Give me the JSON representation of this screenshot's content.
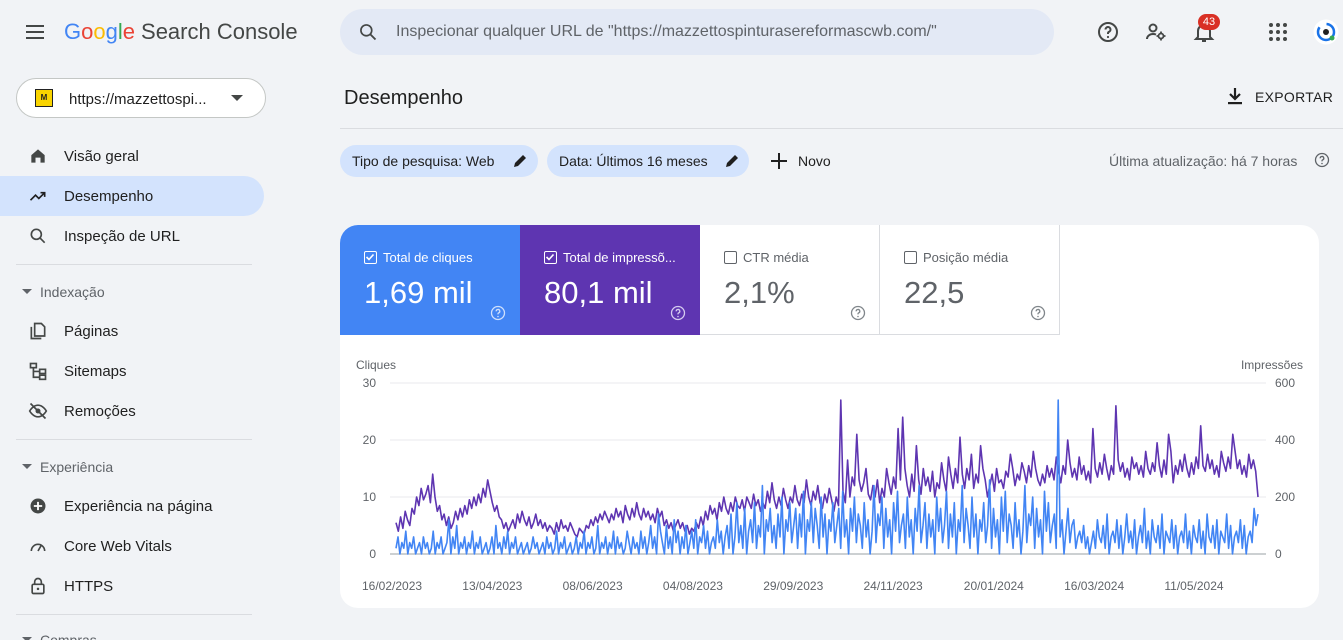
{
  "header": {
    "logo_letters": [
      "G",
      "o",
      "o",
      "g",
      "l",
      "e"
    ],
    "product": "Search Console",
    "search_placeholder": "Inspecionar qualquer URL de \"https://mazzettospinturasereformascwb.com/\"",
    "notifications_count": "43"
  },
  "sidebar": {
    "property": "https://mazzettospi...",
    "property_logo_text": "M",
    "items": [
      {
        "label": "Visão geral",
        "icon": "home-icon"
      },
      {
        "label": "Desempenho",
        "icon": "trending-up-icon",
        "active": true
      },
      {
        "label": "Inspeção de URL",
        "icon": "search-icon"
      }
    ],
    "sections": [
      {
        "label": "Indexação",
        "items": [
          {
            "label": "Páginas",
            "icon": "pages-icon"
          },
          {
            "label": "Sitemaps",
            "icon": "sitemap-icon"
          },
          {
            "label": "Remoções",
            "icon": "visibility-off-icon"
          }
        ]
      },
      {
        "label": "Experiência",
        "items": [
          {
            "label": "Experiência na página",
            "icon": "add-circle-icon"
          },
          {
            "label": "Core Web Vitals",
            "icon": "speed-gauge-icon"
          },
          {
            "label": "HTTPS",
            "icon": "lock-icon"
          }
        ]
      },
      {
        "label": "Compras"
      }
    ]
  },
  "main": {
    "title": "Desempenho",
    "export_label": "EXPORTAR",
    "filters": [
      {
        "label": "Tipo de pesquisa: Web"
      },
      {
        "label": "Data: Últimos 16 meses"
      }
    ],
    "new_label": "Novo",
    "last_update": "Última atualização: há 7 horas",
    "metrics": [
      {
        "label": "Total de cliques",
        "value": "1,69 mil",
        "checked": true,
        "color": "#4285f4"
      },
      {
        "label": "Total de impressõ...",
        "value": "80,1 mil",
        "checked": true,
        "color": "#5e35b1"
      },
      {
        "label": "CTR média",
        "value": "2,1%",
        "checked": false
      },
      {
        "label": "Posição média",
        "value": "22,5",
        "checked": false
      }
    ]
  },
  "chart_data": {
    "type": "line",
    "left_axis_label": "Cliques",
    "right_axis_label": "Impressões",
    "left_ticks": [
      "30",
      "20",
      "10",
      "0"
    ],
    "right_ticks": [
      "600",
      "400",
      "200",
      "0"
    ],
    "ylim_left": [
      0,
      30
    ],
    "ylim_right": [
      0,
      600
    ],
    "x_tick_labels": [
      "16/02/2023",
      "13/04/2023",
      "08/06/2023",
      "04/08/2023",
      "29/09/2023",
      "24/11/2023",
      "20/01/2024",
      "16/03/2024",
      "11/05/2024"
    ],
    "series": [
      {
        "name": "Cliques",
        "axis": "left",
        "color": "#4285f4",
        "values": [
          1,
          3,
          0,
          2,
          1,
          4,
          0,
          2,
          1,
          3,
          0,
          1,
          2,
          0,
          3,
          1,
          2,
          0,
          1,
          4,
          0,
          2,
          1,
          3,
          0,
          1,
          2,
          6,
          0,
          3,
          1,
          5,
          0,
          2,
          1,
          3,
          0,
          2,
          1,
          4,
          0,
          2,
          1,
          3,
          0,
          1,
          2,
          0,
          1,
          3,
          0,
          5,
          1,
          2,
          0,
          3,
          1,
          4,
          0,
          2,
          1,
          3,
          0,
          1,
          2,
          0,
          1,
          2,
          0,
          1,
          3,
          1,
          2,
          0,
          1,
          2,
          0,
          3,
          1,
          2,
          0,
          1,
          4,
          0,
          2,
          1,
          3,
          0,
          1,
          2,
          0,
          1,
          3,
          0,
          2,
          1,
          4,
          0,
          2,
          1,
          3,
          0,
          1,
          5,
          0,
          2,
          1,
          3,
          0,
          2,
          1,
          4,
          0,
          3,
          1,
          2,
          0,
          1,
          4,
          2,
          0,
          3,
          1,
          2,
          0,
          4,
          1,
          3,
          0,
          2,
          5,
          1,
          3,
          0,
          7,
          4,
          2,
          0,
          5,
          1,
          3,
          0,
          6,
          2,
          4,
          0,
          3,
          1,
          5,
          0,
          2,
          4,
          1,
          6,
          0,
          3,
          2,
          5,
          1,
          4,
          0,
          2,
          3,
          1,
          6,
          2,
          4,
          0,
          3,
          5,
          1,
          7,
          0,
          3,
          9,
          2,
          5,
          1,
          8,
          0,
          4,
          6,
          2,
          9,
          1,
          5,
          3,
          12,
          0,
          6,
          4,
          8,
          2,
          5,
          1,
          7,
          3,
          10,
          0,
          6,
          4,
          9,
          2,
          5,
          8,
          1,
          7,
          3,
          11,
          0,
          6,
          4,
          9,
          2,
          8,
          5,
          1,
          10,
          3,
          7,
          0,
          6,
          4,
          9,
          2,
          5,
          8,
          1,
          11,
          3,
          6,
          0,
          8,
          4,
          10,
          2,
          7,
          5,
          1,
          9,
          3,
          6,
          0,
          4,
          12,
          2,
          7,
          5,
          10,
          1,
          8,
          3,
          6,
          0,
          9,
          4,
          11,
          2,
          5,
          7,
          1,
          10,
          3,
          6,
          0,
          8,
          4,
          12,
          2,
          5,
          9,
          1,
          7,
          3,
          6,
          0,
          10,
          4,
          8,
          2,
          5,
          11,
          1,
          7,
          3,
          9,
          0,
          6,
          4,
          12,
          2,
          8,
          5,
          1,
          10,
          3,
          7,
          0,
          6,
          4,
          9,
          2,
          5,
          13,
          1,
          8,
          3,
          6,
          0,
          10,
          4,
          11,
          2,
          7,
          5,
          1,
          9,
          3,
          6,
          0,
          4,
          12,
          2,
          7,
          5,
          10,
          1,
          8,
          3,
          6,
          0,
          11,
          4,
          9,
          2,
          5,
          7,
          1,
          27,
          3,
          6,
          0,
          4,
          8,
          2,
          5,
          6,
          1,
          3,
          4,
          2,
          5,
          1,
          3,
          0,
          2,
          4,
          1,
          6,
          3,
          2,
          5,
          1,
          7,
          0,
          3,
          4,
          2,
          6,
          1,
          5,
          0,
          3,
          7,
          2,
          4,
          1,
          6,
          0,
          3,
          5,
          2,
          8,
          1,
          4,
          0,
          6,
          3,
          2,
          5,
          1,
          7,
          0,
          4,
          3,
          2,
          6,
          1,
          5,
          0,
          3,
          4,
          2,
          7,
          1,
          4,
          0,
          5,
          3,
          2,
          6,
          1,
          4,
          0,
          7,
          3,
          2,
          5,
          1,
          6,
          0,
          4,
          3,
          2,
          7,
          1,
          5,
          0,
          3,
          4,
          2,
          6,
          1,
          5,
          0,
          3,
          4,
          2,
          8,
          5,
          7
        ]
      },
      {
        "name": "Impressões",
        "axis": "right",
        "color": "#5e35b1",
        "values": [
          110,
          80,
          130,
          90,
          150,
          120,
          100,
          160,
          140,
          200,
          170,
          230,
          190,
          210,
          240,
          180,
          280,
          200,
          150,
          170,
          120,
          140,
          100,
          130,
          90,
          110,
          150,
          120,
          160,
          130,
          170,
          140,
          190,
          160,
          200,
          170,
          210,
          180,
          230,
          200,
          260,
          220,
          180,
          150,
          170,
          130,
          120,
          90,
          110,
          80,
          100,
          120,
          90,
          140,
          110,
          150,
          120,
          100,
          130,
          90,
          110,
          140,
          100,
          120,
          90,
          110,
          80,
          100,
          90,
          70,
          110,
          80,
          120,
          90,
          100,
          80,
          110,
          90,
          70,
          60,
          90,
          80,
          70,
          100,
          90,
          120,
          100,
          130,
          110,
          140,
          120,
          150,
          130,
          110,
          140,
          120,
          160,
          130,
          150,
          110,
          170,
          140,
          120,
          160,
          130,
          180,
          140,
          120,
          160,
          130,
          150,
          120,
          140,
          110,
          160,
          130,
          150,
          100,
          120,
          90,
          110,
          80,
          100,
          120,
          90,
          110,
          80,
          100,
          70,
          90,
          80,
          110,
          90,
          130,
          100,
          150,
          120,
          170,
          140,
          160,
          120,
          180,
          150,
          200,
          160,
          140,
          180,
          150,
          200,
          170,
          160,
          190,
          150,
          200,
          180,
          160,
          210,
          170,
          190,
          150,
          180,
          160,
          220,
          180,
          250,
          190,
          160,
          200,
          170,
          230,
          190,
          160,
          200,
          180,
          240,
          190,
          170,
          210,
          180,
          260,
          200,
          170,
          220,
          190,
          240,
          180,
          160,
          210,
          180,
          230,
          190,
          150,
          200,
          170,
          540,
          220,
          180,
          330,
          200,
          270,
          240,
          420,
          260,
          220,
          250,
          300,
          210,
          190,
          240,
          200,
          260,
          180,
          230,
          200,
          300,
          250,
          210,
          270,
          230,
          440,
          260,
          480,
          300,
          240,
          200,
          280,
          220,
          380,
          260,
          210,
          300,
          240,
          270,
          220,
          290,
          200,
          250,
          230,
          320,
          260,
          220,
          340,
          280,
          230,
          300,
          250,
          410,
          280,
          230,
          300,
          260,
          350,
          230,
          280,
          250,
          380,
          300,
          260,
          200,
          240,
          280,
          220,
          300,
          250,
          260,
          230,
          290,
          270,
          350,
          300,
          240,
          280,
          260,
          320,
          290,
          250,
          310,
          270,
          360,
          300,
          260,
          240,
          280,
          250,
          310,
          270,
          300,
          260,
          340,
          290,
          250,
          310,
          280,
          400,
          320,
          270,
          300,
          260,
          340,
          280,
          310,
          260,
          290,
          250,
          440,
          300,
          270,
          320,
          280,
          350,
          300,
          260,
          310,
          280,
          520,
          330,
          290,
          320,
          270,
          300,
          260,
          340,
          300,
          320,
          280,
          310,
          270,
          360,
          300,
          280,
          320,
          290,
          390,
          310,
          270,
          330,
          280,
          420,
          360,
          250,
          310,
          280,
          330,
          290,
          350,
          300,
          270,
          320,
          280,
          340,
          300,
          450,
          310,
          290,
          350,
          300,
          330,
          280,
          310,
          270,
          360,
          320,
          290,
          340,
          300,
          420,
          360,
          300,
          330,
          280,
          310,
          270,
          350,
          300,
          330,
          290,
          200
        ]
      }
    ]
  }
}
━━━━━━
Set exercise >> Pick out each line above that includes "Total" and show it.

Solution to this task >>
        "label": "Total de cliques",
        "label": "Total de impressõ...",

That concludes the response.